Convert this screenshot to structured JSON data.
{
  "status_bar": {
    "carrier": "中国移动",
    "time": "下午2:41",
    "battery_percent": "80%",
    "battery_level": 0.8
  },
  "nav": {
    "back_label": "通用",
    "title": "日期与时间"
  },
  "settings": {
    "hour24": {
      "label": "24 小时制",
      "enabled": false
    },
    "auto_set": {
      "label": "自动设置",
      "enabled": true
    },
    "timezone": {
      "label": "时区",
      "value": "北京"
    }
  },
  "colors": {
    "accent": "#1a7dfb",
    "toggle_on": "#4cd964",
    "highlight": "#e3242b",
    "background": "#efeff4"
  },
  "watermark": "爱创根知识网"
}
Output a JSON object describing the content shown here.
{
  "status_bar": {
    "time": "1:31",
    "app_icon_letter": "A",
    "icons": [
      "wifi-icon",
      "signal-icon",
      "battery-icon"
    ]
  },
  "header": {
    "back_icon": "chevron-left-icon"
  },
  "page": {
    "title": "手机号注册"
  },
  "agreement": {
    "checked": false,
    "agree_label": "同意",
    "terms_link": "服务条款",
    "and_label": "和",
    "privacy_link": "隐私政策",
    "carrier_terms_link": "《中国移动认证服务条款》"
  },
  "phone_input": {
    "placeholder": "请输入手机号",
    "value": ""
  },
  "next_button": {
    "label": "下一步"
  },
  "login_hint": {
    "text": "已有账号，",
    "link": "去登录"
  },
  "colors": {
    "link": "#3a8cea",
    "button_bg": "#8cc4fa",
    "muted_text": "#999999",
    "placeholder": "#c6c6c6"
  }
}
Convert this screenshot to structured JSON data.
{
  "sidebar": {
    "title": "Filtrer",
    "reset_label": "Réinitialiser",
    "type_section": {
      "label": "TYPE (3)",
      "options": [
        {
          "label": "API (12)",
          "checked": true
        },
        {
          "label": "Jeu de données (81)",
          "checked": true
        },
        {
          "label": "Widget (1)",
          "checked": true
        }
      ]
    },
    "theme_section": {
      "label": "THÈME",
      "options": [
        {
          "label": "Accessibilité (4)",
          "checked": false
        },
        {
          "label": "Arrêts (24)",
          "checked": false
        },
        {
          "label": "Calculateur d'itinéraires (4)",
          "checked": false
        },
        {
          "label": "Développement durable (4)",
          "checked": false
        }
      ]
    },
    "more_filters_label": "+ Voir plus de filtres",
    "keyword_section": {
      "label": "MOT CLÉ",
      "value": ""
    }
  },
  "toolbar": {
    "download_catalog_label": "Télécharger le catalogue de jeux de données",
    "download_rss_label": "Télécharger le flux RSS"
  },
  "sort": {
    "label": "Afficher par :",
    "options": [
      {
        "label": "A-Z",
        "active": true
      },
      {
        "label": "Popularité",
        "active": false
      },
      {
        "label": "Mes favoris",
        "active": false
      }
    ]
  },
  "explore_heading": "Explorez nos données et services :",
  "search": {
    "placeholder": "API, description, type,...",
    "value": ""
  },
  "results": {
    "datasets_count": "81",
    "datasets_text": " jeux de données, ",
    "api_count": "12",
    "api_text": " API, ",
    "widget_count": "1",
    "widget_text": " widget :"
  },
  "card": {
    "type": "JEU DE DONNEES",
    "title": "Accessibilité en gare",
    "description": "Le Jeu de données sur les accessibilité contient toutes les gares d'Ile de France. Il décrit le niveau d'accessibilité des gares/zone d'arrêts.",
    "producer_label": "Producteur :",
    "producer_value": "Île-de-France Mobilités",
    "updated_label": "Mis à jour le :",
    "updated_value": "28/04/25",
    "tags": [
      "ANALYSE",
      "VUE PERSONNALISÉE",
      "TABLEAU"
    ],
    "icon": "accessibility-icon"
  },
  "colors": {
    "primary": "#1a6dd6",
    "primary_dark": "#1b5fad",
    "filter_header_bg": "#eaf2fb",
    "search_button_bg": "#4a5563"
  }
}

What you should do
Copy every line verbatim.

The response
Convert this screenshot to structured JSON data.
{
  "status_bar": {
    "carrier": "中国移动",
    "time": "下午2:41",
    "battery_percent": "80%",
    "battery_level": 0.8
  },
  "nav": {
    "back_label": "通用",
    "title": "日期与时间"
  },
  "settings": {
    "hour24": {
      "label": "24 小时制",
      "enabled": false
    },
    "auto_set": {
      "label": "自动设置",
      "enabled": true
    },
    "timezone": {
      "label": "时区",
      "value": "北京"
    }
  },
  "colors": {
    "accent": "#1a7dfb",
    "toggle_on": "#4cd964",
    "highlight": "#e3242b",
    "background": "#efeff4"
  },
  "watermark": "爱创根知识网"
}
Output a JSON object describing the content shown here.
{
  "status_bar": {
    "time": "1:31",
    "app_icon_letter": "A",
    "icons": [
      "wifi-icon",
      "signal-icon",
      "battery-icon"
    ]
  },
  "header": {
    "back_icon": "chevron-left-icon"
  },
  "page": {
    "title": "手机号注册"
  },
  "agreement": {
    "checked": false,
    "agree_label": "同意",
    "terms_link": "服务条款",
    "and_label": "和",
    "privacy_link": "隐私政策",
    "carrier_terms_link": "《中国移动认证服务条款》"
  },
  "phone_input": {
    "placeholder": "请输入手机号",
    "value": ""
  },
  "next_button": {
    "label": "下一步"
  },
  "login_hint": {
    "text": "已有账号，",
    "link": "去登录"
  },
  "colors": {
    "link": "#3a8cea",
    "button_bg": "#8cc4fa",
    "muted_text": "#999999",
    "placeholder": "#c6c6c6"
  }
}
Convert this screenshot to structured JSON data.
{
  "sidebar": {
    "title": "Filtrer",
    "reset_label": "Réinitialiser",
    "type_section": {
      "label": "TYPE (3)",
      "options": [
        {
          "label": "API (12)",
          "checked": true
        },
        {
          "label": "Jeu de données (81)",
          "checked": true
        },
        {
          "label": "Widget (1)",
          "checked": true
        }
      ]
    },
    "theme_section": {
      "label": "THÈME",
      "options": [
        {
          "label": "Accessibilité (4)",
          "checked": false
        },
        {
          "label": "Arrêts (24)",
          "checked": false
        },
        {
          "label": "Calculateur d'itinéraires (4)",
          "checked": false
        },
        {
          "label": "Développement durable (4)",
          "checked": false
        }
      ]
    },
    "more_filters_label": "+ Voir plus de filtres",
    "keyword_section": {
      "label": "MOT CLÉ",
      "value": ""
    }
  },
  "toolbar": {
    "download_catalog_label": "Télécharger le catalogue de jeux de données",
    "download_rss_label": "Télécharger le flux RSS"
  },
  "sort": {
    "label": "Afficher par :",
    "options": [
      {
        "label": "A-Z",
        "active": true
      },
      {
        "label": "Popularité",
        "active": false
      },
      {
        "label": "Mes favoris",
        "active": false
      }
    ]
  },
  "explore_heading": "Explorez nos données et services :",
  "search": {
    "placeholder": "API, description, type,...",
    "value": ""
  },
  "results": {
    "datasets_count": "81",
    "datasets_text": " jeux de données, ",
    "api_count": "12",
    "api_text": " API, ",
    "widget_count": "1",
    "widget_text": " widget :"
  },
  "card": {
    "type": "JEU DE DONNEES",
    "title": "Accessibilité en gare",
    "description": "Le Jeu de données sur les accessibilité contient toutes les gares d'Ile de France. Il décrit le niveau d'accessibilité des gares/zone d'arrêts.",
    "producer_label": "Producteur :",
    "producer_value": "Île-de-France Mobilités",
    "updated_label": "Mis à jour le :",
    "updated_value": "28/04/25",
    "tags": [
      "ANALYSE",
      "VUE PERSONNALISÉE",
      "TABLEAU"
    ],
    "icon": "accessibility-icon"
  },
  "colors": {
    "primary": "#1a6dd6",
    "primary_dark": "#1b5fad",
    "filter_header_bg": "#eaf2fb",
    "search_button_bg": "#4a5563"
  }
}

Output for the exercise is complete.